- _Problem requirements_: Restate the full set of records exactly, word for word.

### Supplied records ###

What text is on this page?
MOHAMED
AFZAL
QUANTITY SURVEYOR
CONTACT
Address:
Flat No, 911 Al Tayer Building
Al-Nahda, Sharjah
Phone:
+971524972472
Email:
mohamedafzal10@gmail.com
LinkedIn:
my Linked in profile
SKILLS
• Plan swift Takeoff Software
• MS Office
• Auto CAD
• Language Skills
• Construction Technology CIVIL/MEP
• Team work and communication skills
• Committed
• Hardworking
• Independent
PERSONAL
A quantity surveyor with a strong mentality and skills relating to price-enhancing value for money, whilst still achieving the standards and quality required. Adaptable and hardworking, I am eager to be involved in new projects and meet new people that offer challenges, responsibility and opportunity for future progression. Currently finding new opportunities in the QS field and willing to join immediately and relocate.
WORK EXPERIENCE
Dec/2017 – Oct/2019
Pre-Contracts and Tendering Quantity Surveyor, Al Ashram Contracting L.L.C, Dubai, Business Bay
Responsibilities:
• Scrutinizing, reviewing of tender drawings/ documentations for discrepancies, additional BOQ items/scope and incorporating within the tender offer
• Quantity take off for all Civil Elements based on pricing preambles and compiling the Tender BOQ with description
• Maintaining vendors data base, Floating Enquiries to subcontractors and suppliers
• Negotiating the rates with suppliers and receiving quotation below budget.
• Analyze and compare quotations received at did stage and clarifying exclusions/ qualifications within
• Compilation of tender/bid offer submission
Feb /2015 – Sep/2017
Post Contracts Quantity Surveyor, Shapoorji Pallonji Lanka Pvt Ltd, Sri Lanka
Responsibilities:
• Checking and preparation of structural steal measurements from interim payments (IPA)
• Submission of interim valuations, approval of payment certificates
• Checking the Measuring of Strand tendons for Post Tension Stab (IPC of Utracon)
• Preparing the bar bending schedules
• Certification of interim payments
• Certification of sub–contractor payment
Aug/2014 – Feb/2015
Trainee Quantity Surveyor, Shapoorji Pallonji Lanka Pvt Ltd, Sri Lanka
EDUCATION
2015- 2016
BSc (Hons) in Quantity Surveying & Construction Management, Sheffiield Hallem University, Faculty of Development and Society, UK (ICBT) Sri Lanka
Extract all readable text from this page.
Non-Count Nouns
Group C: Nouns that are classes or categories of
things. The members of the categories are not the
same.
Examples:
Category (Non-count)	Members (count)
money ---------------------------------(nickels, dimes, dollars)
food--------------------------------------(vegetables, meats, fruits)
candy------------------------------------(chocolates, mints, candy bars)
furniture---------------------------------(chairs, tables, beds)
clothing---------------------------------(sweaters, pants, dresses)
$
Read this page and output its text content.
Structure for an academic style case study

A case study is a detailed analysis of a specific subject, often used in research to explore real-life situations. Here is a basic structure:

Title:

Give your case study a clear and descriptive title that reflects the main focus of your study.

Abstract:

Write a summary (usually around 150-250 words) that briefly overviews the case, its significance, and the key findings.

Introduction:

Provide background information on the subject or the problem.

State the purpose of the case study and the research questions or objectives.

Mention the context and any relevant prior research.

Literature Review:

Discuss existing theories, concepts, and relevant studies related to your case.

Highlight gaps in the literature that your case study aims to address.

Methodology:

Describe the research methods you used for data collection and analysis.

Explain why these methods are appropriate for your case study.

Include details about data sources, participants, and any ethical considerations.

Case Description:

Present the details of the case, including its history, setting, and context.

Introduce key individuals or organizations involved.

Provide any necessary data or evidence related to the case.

###

- _Answer in full_:
What text is on this page?
MOHAMED
AFZAL
QUANTITY SURVEYOR
CONTACT
Address:
Flat No, 911 Al Tayer Building
Al-Nahda, Sharjah
Phone:
+971524972472
Email:
mohamedafzal10@gmail.com
LinkedIn:
my Linked in profile
SKILLS
• Plan swift Takeoff Software
• MS Office
• Auto CAD
• Language Skills
• Construction Technology CIVIL/MEP
• Team work and communication skills
• Committed
• Hardworking
• Independent
PERSONAL
A quantity surveyor with a strong mentality and skills relating to price-enhancing value for money, whilst still achieving the standards and quality required. Adaptable and hardworking, I am eager to be involved in new projects and meet new people that offer challenges, responsibility and opportunity for future progression. Currently finding new opportunities in the QS field and willing to join immediately and relocate.
WORK EXPERIENCE
Dec/2017 – Oct/2019
Pre-Contracts and Tendering Quantity Surveyor, Al Ashram Contracting L.L.C, Dubai, Business Bay
Responsibilities:
• Scrutinizing, reviewing of tender drawings/ documentations for discrepancies, additional BOQ items/scope and incorporating within the tender offer
• Quantity take off for all Civil Elements based on pricing preambles and compiling the Tender BOQ with description
• Maintaining vendors data base, Floating Enquiries to subcontractors and suppliers
• Negotiating the rates with suppliers and receiving quotation below budget.
• Analyze and compare quotations received at did stage and clarifying exclusions/ qualifications within
• Compilation of tender/bid offer submission
Feb /2015 – Sep/2017
Post Contracts Quantity Surveyor, Shapoorji Pallonji Lanka Pvt Ltd, Sri Lanka
Responsibilities:
• Checking and preparation of structural steal measurements from interim payments (IPA)
• Submission of interim valuations, approval of payment certificates
• Checking the Measuring of Strand tendons for Post Tension Stab (IPC of Utracon)
• Preparing the bar bending schedules
• Certification of interim payments
• Certification of sub–contractor payment
Aug/2014 – Feb/2015
Trainee Quantity Surveyor, Shapoorji Pallonji Lanka Pvt Ltd, Sri Lanka
EDUCATION
2015- 2016
BSc (Hons) in Quantity Surveying & Construction Management, Sheffiield Hallem University, Faculty of Development and Society, UK (ICBT) Sri Lanka
Extract all readable text from this page.
Non-Count Nouns
Group C: Nouns that are classes or categories of
things. The members of the categories are not the
same.
Examples:
Category (Non-count)	Members (count)
money ---------------------------------(nickels, dimes, dollars)
food--------------------------------------(vegetables, meats, fruits)
candy------------------------------------(chocolates, mints, candy bars)
furniture---------------------------------(chairs, tables, beds)
clothing---------------------------------(sweaters, pants, dresses)
$
Read this page and output its text content.
Structure for an academic style case study

A case study is a detailed analysis of a specific subject, often used in research to explore real-life situations. Here is a basic structure:

Title:

Give your case study a clear and descriptive title that reflects the main focus of your study.

Abstract:

Write a summary (usually around 150-250 words) that briefly overviews the case, its significance, and the key findings.

Introduction:

Provide background information on the subject or the problem.

State the purpose of the case study and the research questions or objectives.

Mention the context and any relevant prior research.

Literature Review:

Discuss existing theories, concepts, and relevant studies related to your case.

Highlight gaps in the literature that your case study aims to address.

Methodology:

Describe the research methods you used for data collection and analysis.

Explain why these methods are appropriate for your case study.

Include details about data sources, participants, and any ethical considerations.

Case Description:

Present the details of the case, including its history, setting, and context.

Introduce key individuals or organizations involved.

Provide any necessary data or evidence related to the case.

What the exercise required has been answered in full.